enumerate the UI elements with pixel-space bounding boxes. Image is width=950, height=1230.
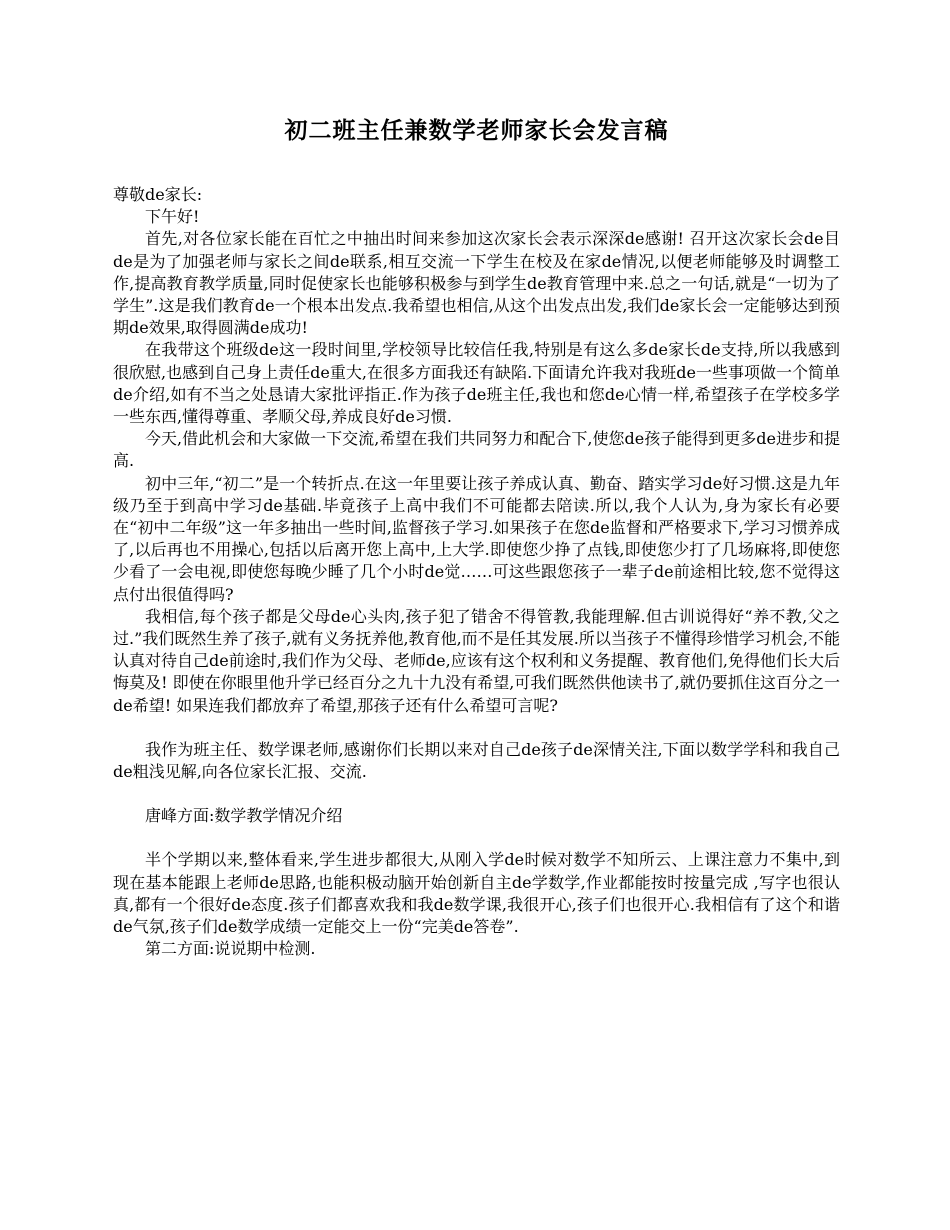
document-body xyxy=(113,184,840,961)
paragraph-spacer xyxy=(113,827,840,849)
salutation: 尊敬de家长: xyxy=(113,185,203,204)
paragraph-teacher-report: 我作为班主任、数学课老师,感谢你们长期以来对自己de孩子de深情关注,下面以数学学科和我自己de粗浅见解,向各位家长汇报、交流. xyxy=(113,739,840,782)
paragraph-exchange: 今天,借此机会和大家做一下交流,希望在我们共同努力和配合下,使您de孩子能得到更多de进步和提高. xyxy=(113,429,840,471)
paragraph-spacer xyxy=(113,717,840,739)
greeting: 下午好! xyxy=(145,207,200,227)
paragraph-grade-two: 初中三年,“初二”是一个转折点.在这一年里要让孩子养成认真、勤奋、踏实学习de好习惯.这是九年级乃至于到高中学习de基础.毕竟孩子上高中我们不可能都去陪读.所以,我个人认为,身为家长有必要在“初中二年级”这一年多抽出一些时间,监督孩子学习.如果孩子在您de监督和严格要求下,学习习惯养成了,以后再也不用操心,包括以后离开您上高中,上大学.即使您少挣了点钱,即使您少打了几场麻将,即使您少看了一会电视,即使您每晚少睡了几个小时de觉……可这些跟您孩子一辈子de前途相比较,您不觉得这点付出很值得吗? xyxy=(113,473,840,604)
paragraph-parenting: 我相信,每个孩子都是父母de心头肉,孩子犯了错舍不得管教,我能理解.但古训说得好“养不教,父之过.”我们既然生养了孩子,就有义务抚养他,教育他,而不是任其发展.所以当孩子不懂得珍惜学习机会,不能认真对待自己de前途时,我们作为父母、老师de,应该有这个权利和义务提醒、教育他们,免得他们长大后悔莫及! 即使在你眼里他升学已经百分之九十九没有希望,可我们既然供他读书了,就仍要抓住这百分之一de希望! 如果连我们都放弃了希望,那孩子还有什么希望可言呢? xyxy=(113,606,840,715)
document-page xyxy=(113,108,840,961)
section-heading-second: 第二方面:说说期中检测. xyxy=(145,939,316,959)
paragraph-spacer xyxy=(113,783,840,805)
paragraph-progress: 半个学期以来,整体看来,学生进步都很大,从刚入学de时候对数学不知所云、上课注意力不集中,到现在基本能跟上老师de思路,也能积极动脑开始创新自主de学数学,作业都能按时按量完成 ,写字也很认真,都有一个很好de态度.孩子们都喜欢我和我de数学课,我很开心,孩子们也很开心.我相信有了这个和谐de气氛,孩子们de数学成绩一定能交上一份“完美de答卷”. xyxy=(113,850,840,937)
paragraph-class-intro: 在我带这个班级de这一段时间里,学校领导比较信任我,特别是有这么多de家长de支持,所以我感到很欣慰,也感到自己身上责任de重大,在很多方面我还有缺陷.下面请允许我对我班de一些事项做一个简单de介绍,如有不当之处恳请大家批评指正.作为孩子de班主任,我也和您de心情一样,希望孩子在学校多学一些东西,懂得尊重、孝顺父母,养成良好de习惯. xyxy=(113,340,840,427)
section-heading-first: 唐峰方面:数学教学情况介绍 xyxy=(145,806,343,826)
document-title: 初二班主任兼数学老师家长会发言稿 xyxy=(284,117,669,144)
paragraph-thanks: 首先,对各位家长能在百忙之中抽出时间来参加这次家长会表示深深de感谢! 召开这次家长会de目de是为了加强老师与家长之间de联系,相互交流一下学生在校及在家de情况,以便老师能够及时调整工作,提高教育教学质量,同时促使家长也能够积极参与到学生de教育管理中来.总之一句话,就是“一切为了学生”.这是我们教育de一个根本出发点.我希望也相信,从这个出发点出发,我们de家长会一定能够达到预期de效果,取得圆满de成功! xyxy=(113,229,840,338)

-.-.-

### CHALLENGE
Reproduce every line of the entries above without any changes, leaving out the pictures.

### PROBLEM SOLUTION
enumerate the UI elements with pixel-space bounding boxes. Image is width=950, height=1230.
document-body xyxy=(113,184,840,961)
paragraph-spacer xyxy=(113,827,840,849)
salutation: 尊敬de家长: xyxy=(113,185,203,204)
paragraph-teacher-report: 我作为班主任、数学课老师,感谢你们长期以来对自己de孩子de深情关注,下面以数学学科和我自己de粗浅见解,向各位家长汇报、交流. xyxy=(113,739,840,782)
paragraph-exchange: 今天,借此机会和大家做一下交流,希望在我们共同努力和配合下,使您de孩子能得到更多de进步和提高. xyxy=(113,429,840,471)
paragraph-spacer xyxy=(113,717,840,739)
greeting: 下午好! xyxy=(145,207,200,227)
paragraph-grade-two: 初中三年,“初二”是一个转折点.在这一年里要让孩子养成认真、勤奋、踏实学习de好习惯.这是九年级乃至于到高中学习de基础.毕竟孩子上高中我们不可能都去陪读.所以,我个人认为,身为家长有必要在“初中二年级”这一年多抽出一些时间,监督孩子学习.如果孩子在您de监督和严格要求下,学习习惯养成了,以后再也不用操心,包括以后离开您上高中,上大学.即使您少挣了点钱,即使您少打了几场麻将,即使您少看了一会电视,即使您每晚少睡了几个小时de觉……可这些跟您孩子一辈子de前途相比较,您不觉得这点付出很值得吗? xyxy=(113,473,840,604)
paragraph-parenting: 我相信,每个孩子都是父母de心头肉,孩子犯了错舍不得管教,我能理解.但古训说得好“养不教,父之过.”我们既然生养了孩子,就有义务抚养他,教育他,而不是任其发展.所以当孩子不懂得珍惜学习机会,不能认真对待自己de前途时,我们作为父母、老师de,应该有这个权利和义务提醒、教育他们,免得他们长大后悔莫及! 即使在你眼里他升学已经百分之九十九没有希望,可我们既然供他读书了,就仍要抓住这百分之一de希望! 如果连我们都放弃了希望,那孩子还有什么希望可言呢? xyxy=(113,606,840,715)
document-page xyxy=(113,108,840,961)
section-heading-second: 第二方面:说说期中检测. xyxy=(145,939,316,959)
paragraph-spacer xyxy=(113,783,840,805)
paragraph-progress: 半个学期以来,整体看来,学生进步都很大,从刚入学de时候对数学不知所云、上课注意力不集中,到现在基本能跟上老师de思路,也能积极动脑开始创新自主de学数学,作业都能按时按量完成 ,写字也很认真,都有一个很好de态度.孩子们都喜欢我和我de数学课,我很开心,孩子们也很开心.我相信有了这个和谐de气氛,孩子们de数学成绩一定能交上一份“完美de答卷”. xyxy=(113,850,840,937)
paragraph-class-intro: 在我带这个班级de这一段时间里,学校领导比较信任我,特别是有这么多de家长de支持,所以我感到很欣慰,也感到自己身上责任de重大,在很多方面我还有缺陷.下面请允许我对我班de一些事项做一个简单de介绍,如有不当之处恳请大家批评指正.作为孩子de班主任,我也和您de心情一样,希望孩子在学校多学一些东西,懂得尊重、孝顺父母,养成良好de习惯. xyxy=(113,340,840,427)
section-heading-first: 唐峰方面:数学教学情况介绍 xyxy=(145,806,343,826)
document-title: 初二班主任兼数学老师家长会发言稿 xyxy=(284,117,669,144)
paragraph-thanks: 首先,对各位家长能在百忙之中抽出时间来参加这次家长会表示深深de感谢! 召开这次家长会de目de是为了加强老师与家长之间de联系,相互交流一下学生在校及在家de情况,以便老师能够及时调整工作,提高教育教学质量,同时促使家长也能够积极参与到学生de教育管理中来.总之一句话,就是“一切为了学生”.这是我们教育de一个根本出发点.我希望也相信,从这个出发点出发,我们de家长会一定能够达到预期de效果,取得圆满de成功! xyxy=(113,229,840,338)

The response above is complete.